**Requirements**
Transcribe each entry below exactly. Pictures do not go in the copy.

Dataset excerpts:
==========
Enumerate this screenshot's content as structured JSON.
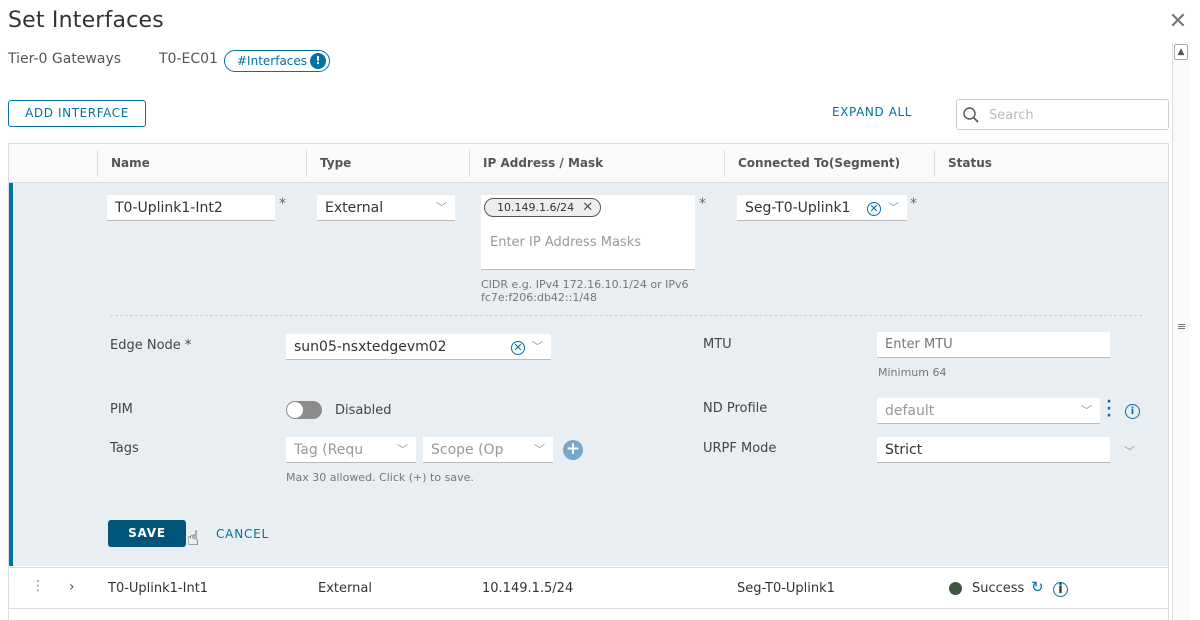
{
  "dialog": {
    "title": "Set Interfaces",
    "close_icon": "close-icon"
  },
  "breadcrumb": {
    "gateway_type": "Tier-0 Gateways",
    "gateway_name": "T0-EC01",
    "pill_label": "#Interfaces",
    "pill_badge": "!"
  },
  "toolbar": {
    "add_label": "ADD INTERFACE",
    "expand_label": "EXPAND ALL",
    "search_placeholder": "Search"
  },
  "table": {
    "columns": [
      "Name",
      "Type",
      "IP Address / Mask",
      "Connected To(Segment)",
      "Status"
    ]
  },
  "edit_row": {
    "name_value": "T0-Uplink1-Int2",
    "type_value": "External",
    "ip_chip": "10.149.1.6/24",
    "ip_placeholder": "Enter IP Address Masks",
    "ip_hint": "CIDR e.g. IPv4 172.16.10.1/24 or IPv6 fc7e:f206:db42::1/48",
    "segment_value": "Seg-T0-Uplink1",
    "required_mark": "*",
    "edge_node_label": "Edge Node *",
    "edge_node_value": "sun05-nsxtedgevm02",
    "mtu_label": "MTU",
    "mtu_placeholder": "Enter MTU",
    "mtu_hint": "Minimum 64",
    "pim_label": "PIM",
    "pim_status": "Disabled",
    "pim_enabled": false,
    "nd_profile_label": "ND Profile",
    "nd_profile_value": "default",
    "tags_label": "Tags",
    "tag_placeholder": "Tag (Requ",
    "scope_placeholder": "Scope (Op",
    "tags_hint": "Max 30 allowed. Click (+) to save.",
    "urpf_label": "URPF Mode",
    "urpf_value": "Strict",
    "save_label": "SAVE",
    "cancel_label": "CANCEL"
  },
  "rows": [
    {
      "name": "T0-Uplink1-Int1",
      "type": "External",
      "ip": "10.149.1.5/24",
      "segment": "Seg-T0-Uplink1",
      "status": "Success",
      "status_color": "#3e5540"
    }
  ],
  "colors": {
    "accent": "#0072a3",
    "save_bg": "#00567a",
    "edit_bg": "#e9eef2"
  }
}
==========
**Task answer**
Enumerate this screenshot's content as structured JSON.
{
  "dialog": {
    "title": "Set Interfaces",
    "close_icon": "close-icon"
  },
  "breadcrumb": {
    "gateway_type": "Tier-0 Gateways",
    "gateway_name": "T0-EC01",
    "pill_label": "#Interfaces",
    "pill_badge": "!"
  },
  "toolbar": {
    "add_label": "ADD INTERFACE",
    "expand_label": "EXPAND ALL",
    "search_placeholder": "Search"
  },
  "table": {
    "columns": [
      "Name",
      "Type",
      "IP Address / Mask",
      "Connected To(Segment)",
      "Status"
    ]
  },
  "edit_row": {
    "name_value": "T0-Uplink1-Int2",
    "type_value": "External",
    "ip_chip": "10.149.1.6/24",
    "ip_placeholder": "Enter IP Address Masks",
    "ip_hint": "CIDR e.g. IPv4 172.16.10.1/24 or IPv6 fc7e:f206:db42::1/48",
    "segment_value": "Seg-T0-Uplink1",
    "required_mark": "*",
    "edge_node_label": "Edge Node *",
    "edge_node_value": "sun05-nsxtedgevm02",
    "mtu_label": "MTU",
    "mtu_placeholder": "Enter MTU",
    "mtu_hint": "Minimum 64",
    "pim_label": "PIM",
    "pim_status": "Disabled",
    "pim_enabled": false,
    "nd_profile_label": "ND Profile",
    "nd_profile_value": "default",
    "tags_label": "Tags",
    "tag_placeholder": "Tag (Requ",
    "scope_placeholder": "Scope (Op",
    "tags_hint": "Max 30 allowed. Click (+) to save.",
    "urpf_label": "URPF Mode",
    "urpf_value": "Strict",
    "save_label": "SAVE",
    "cancel_label": "CANCEL"
  },
  "rows": [
    {
      "name": "T0-Uplink1-Int1",
      "type": "External",
      "ip": "10.149.1.5/24",
      "segment": "Seg-T0-Uplink1",
      "status": "Success",
      "status_color": "#3e5540"
    }
  ],
  "colors": {
    "accent": "#0072a3",
    "save_bg": "#00567a",
    "edit_bg": "#e9eef2"
  }
}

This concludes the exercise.